SOURCE TEXT —

<<<<

The printer version I could uncompress, and like your "expected" version, it has three glyphs output, so someone is doing some processing to consolidate and rearrange the glyphs, something which PDF::Builder may need to do. I can see the three glyphs are (in order) U+17C2 (AE) U+1786 (CHA) and U+FFFD. That last one may be a problem with decompression, as FFFD is normally "Invalid Character". I'm not sure what happened to U+17D2 (COENG) and U+1780 (KA)... did they get preprocessed and consolidated, or something else? I thought the whole intent was for the reader to do such processing. By the way, was this printer version output from LibreOffice, or from a PDF reader?

Regarding ordering, if AE (U+17C2) is the last glyph in the sequence, under whose rules is it moved to the front? Do vowels always get moved ahead of consonants? Again, that's something that should reasonably be left to the reader, but apparently this reordering needs to be done in producing the PDF! You mentioned that this seems to be a problem with other Devanagari-based alphabets in PDF::Builder.

>>>>

(Listings of boxed layout items)
<<<<

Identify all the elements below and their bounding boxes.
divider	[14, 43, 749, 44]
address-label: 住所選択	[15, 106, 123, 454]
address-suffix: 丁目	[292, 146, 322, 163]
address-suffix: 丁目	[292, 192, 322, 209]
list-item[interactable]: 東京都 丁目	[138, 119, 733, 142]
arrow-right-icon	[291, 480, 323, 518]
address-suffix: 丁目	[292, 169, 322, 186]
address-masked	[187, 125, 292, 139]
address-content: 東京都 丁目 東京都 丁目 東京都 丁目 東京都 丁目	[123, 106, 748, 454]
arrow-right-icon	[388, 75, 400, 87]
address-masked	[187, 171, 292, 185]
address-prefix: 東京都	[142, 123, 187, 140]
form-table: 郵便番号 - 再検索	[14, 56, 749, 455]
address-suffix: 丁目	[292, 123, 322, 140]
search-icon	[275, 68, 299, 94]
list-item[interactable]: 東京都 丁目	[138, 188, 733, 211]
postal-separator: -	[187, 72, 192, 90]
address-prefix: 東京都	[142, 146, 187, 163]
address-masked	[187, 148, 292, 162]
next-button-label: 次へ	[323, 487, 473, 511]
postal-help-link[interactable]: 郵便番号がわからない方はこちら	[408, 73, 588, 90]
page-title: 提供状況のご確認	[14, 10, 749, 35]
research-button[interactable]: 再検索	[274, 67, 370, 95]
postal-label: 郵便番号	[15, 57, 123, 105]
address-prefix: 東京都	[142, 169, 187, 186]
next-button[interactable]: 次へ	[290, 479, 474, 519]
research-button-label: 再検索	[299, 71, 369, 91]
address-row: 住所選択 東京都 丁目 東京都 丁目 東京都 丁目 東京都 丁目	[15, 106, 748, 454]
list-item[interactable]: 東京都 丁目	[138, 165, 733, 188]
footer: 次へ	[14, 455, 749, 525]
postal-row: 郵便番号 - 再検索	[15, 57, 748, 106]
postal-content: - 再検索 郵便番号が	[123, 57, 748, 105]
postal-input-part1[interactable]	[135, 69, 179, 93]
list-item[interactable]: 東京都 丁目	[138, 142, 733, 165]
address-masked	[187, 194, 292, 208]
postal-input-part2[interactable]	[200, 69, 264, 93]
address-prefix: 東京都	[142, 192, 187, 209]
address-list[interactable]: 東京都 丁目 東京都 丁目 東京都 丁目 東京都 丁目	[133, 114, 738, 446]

>>>>

GOAL — Copy out the PDF::Builder thread, everything from "The printer version" down to "a PDF reader?", and swap each "glyphs" for "characters".

TASK SOLUTION —
The printer version I could uncompress, and like your "expected" version, it has three characters output, so someone is doing some processing to consolidate and rearrange the characters, something which PDF::Builder may need to do. I can see the three characters are (in order) U+17C2 (AE) U+1786 (CHA) and U+FFFD. That last one may be a problem with decompression, as FFFD is normally "Invalid Character". I'm not sure what happened to U+17D2 (COENG) and U+1780 (KA)... did they get preprocessed and consolidated, or something else? I thought the whole intent was for the reader to do such processing. By the way, was this printer version output from LibreOffice, or from a PDF reader?